**Exercise requirements:** Every entry that follows should be repeated exactly; drop the images.

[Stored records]
::::::
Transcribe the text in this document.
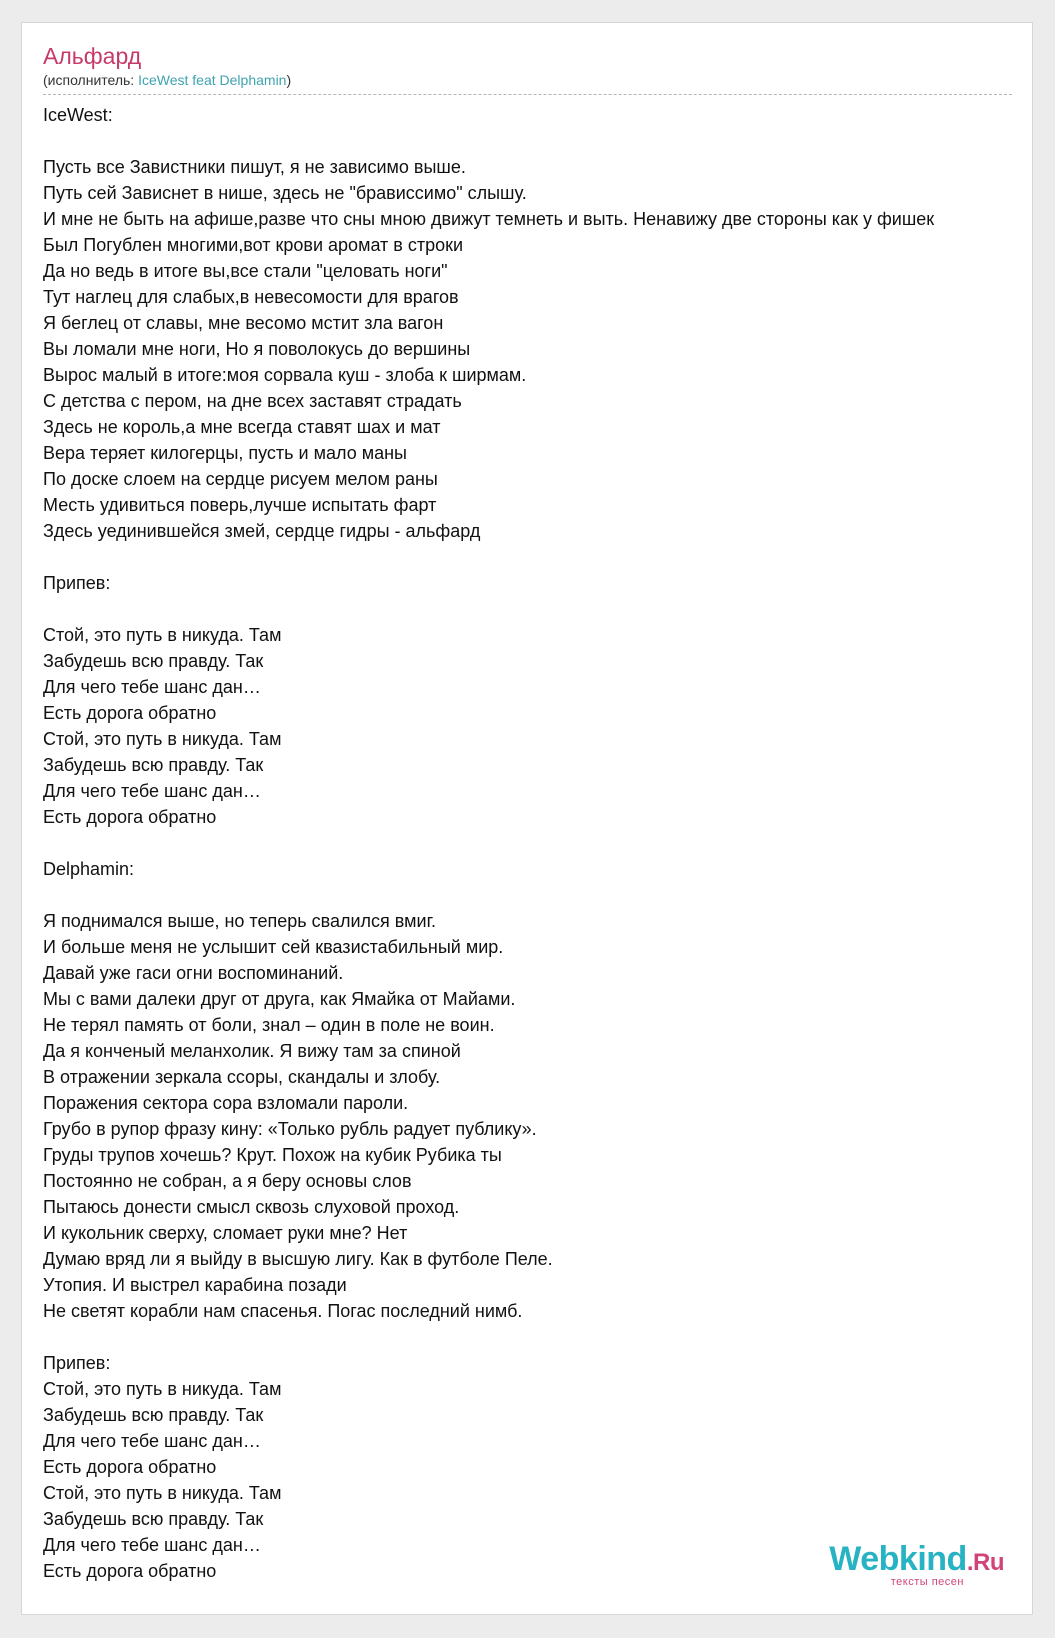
Альфард
(исполнитель: IceWest feat Delphamin)
IceWest:
Пусть все Завистники пишут, я не зависимо выше.
Путь сей Зависнет в нише, здесь не "брависсимо" слышу.
И мне не быть на афише,разве что сны мною движут темнеть и выть. Ненавижу две стороны как у фишек
Был Погублен многими,вот крови аромат в строки
Да но ведь в итоге вы,все стали "целовать ноги"
Тут наглец для слабых,в невесомости для врагов
Я беглец от славы, мне весомо мстит зла вагон
Вы ломали мне ноги, Но я поволокусь до вершины
Вырос малый в итоге:моя сорвала куш - злоба к ширмам.
С детства с пером, на дне всех заставят страдать
Здесь не король,а мне всегда ставят шах и мат
Вера теряет килогерцы, пусть и мало маны
По доске слоем на сердце рисуем мелом раны
Месть удивиться поверь,лучше испытать фарт
Здесь уединившейся змей, сердце гидры - альфард
Припев:
Стой, это путь в никуда. Там
Забудешь всю правду. Так
Для чего тебе шанс дан…
Есть дорога обратно
Стой, это путь в никуда. Там
Забудешь всю правду. Так
Для чего тебе шанс дан…
Есть дорога обратно
Delphamin:
Я поднимался выше, но теперь свалился вмиг.
И больше меня не услышит сей квазистабильный мир.
Давай уже гаси огни воспоминаний.
Мы с вами далеки друг от друга, как Ямайка от Майами.
Не терял память от боли, знал – один в поле не воин.
Да я конченый меланхолик. Я вижу там за спиной
В отражении зеркала ссоры, скандалы и злобу.
Поражения сектора сора взломали пароли.
Грубо в рупор фразу кину: «Только рубль радует публику».
Груды трупов хочешь? Крут. Похож на кубик Рубика ты
Постоянно не собран, а я беру основы слов
Пытаюсь донести смысл сквозь слуховой проход.
И кукольник сверху, сломает руки мне? Нет
Думаю вряд ли я выйду в высшую лигу. Как в футболе Пеле.
Утопия. И выстрел карабина позади
Не светят корабли нам спасенья. Погас последний нимб.
Припев:
Стой, это путь в никуда. Там
Забудешь всю правду. Так
Для чего тебе шанс дан…
Есть дорога обратно
Стой, это путь в никуда. Там
Забудешь всю правду. Так
Для чего тебе шанс дан…
Есть дорога обратно	Webkind.Ru
тексты песен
::::::
**Result for this exercise:**
Transcribe the text in this document.
Альфард
(исполнитель: IceWest feat Delphamin)
IceWest:
Пусть все Завистники пишут, я не зависимо выше.
Путь сей Зависнет в нише, здесь не "брависсимо" слышу.
И мне не быть на афише,разве что сны мною движут темнеть и выть. Ненавижу две стороны как у фишек
Был Погублен многими,вот крови аромат в строки
Да но ведь в итоге вы,все стали "целовать ноги"
Тут наглец для слабых,в невесомости для врагов
Я беглец от славы, мне весомо мстит зла вагон
Вы ломали мне ноги, Но я поволокусь до вершины
Вырос малый в итоге:моя сорвала куш - злоба к ширмам.
С детства с пером, на дне всех заставят страдать
Здесь не король,а мне всегда ставят шах и мат
Вера теряет килогерцы, пусть и мало маны
По доске слоем на сердце рисуем мелом раны
Месть удивиться поверь,лучше испытать фарт
Здесь уединившейся змей, сердце гидры - альфард
Припев:
Стой, это путь в никуда. Там
Забудешь всю правду. Так
Для чего тебе шанс дан…
Есть дорога обратно
Стой, это путь в никуда. Там
Забудешь всю правду. Так
Для чего тебе шанс дан…
Есть дорога обратно
Delphamin:
Я поднимался выше, но теперь свалился вмиг.
И больше меня не услышит сей квазистабильный мир.
Давай уже гаси огни воспоминаний.
Мы с вами далеки друг от друга, как Ямайка от Майами.
Не терял память от боли, знал – один в поле не воин.
Да я конченый меланхолик. Я вижу там за спиной
В отражении зеркала ссоры, скандалы и злобу.
Поражения сектора сора взломали пароли.
Грубо в рупор фразу кину: «Только рубль радует публику».
Груды трупов хочешь? Крут. Похож на кубик Рубика ты
Постоянно не собран, а я беру основы слов
Пытаюсь донести смысл сквозь слуховой проход.
И кукольник сверху, сломает руки мне? Нет
Думаю вряд ли я выйду в высшую лигу. Как в футболе Пеле.
Утопия. И выстрел карабина позади
Не светят корабли нам спасенья. Погас последний нимб.
Припев:
Стой, это путь в никуда. Там
Забудешь всю правду. Так
Для чего тебе шанс дан…
Есть дорога обратно
Стой, это путь в никуда. Там
Забудешь всю правду. Так
Для чего тебе шанс дан…
Есть дорога обратно	Webkind.Ru
тексты песен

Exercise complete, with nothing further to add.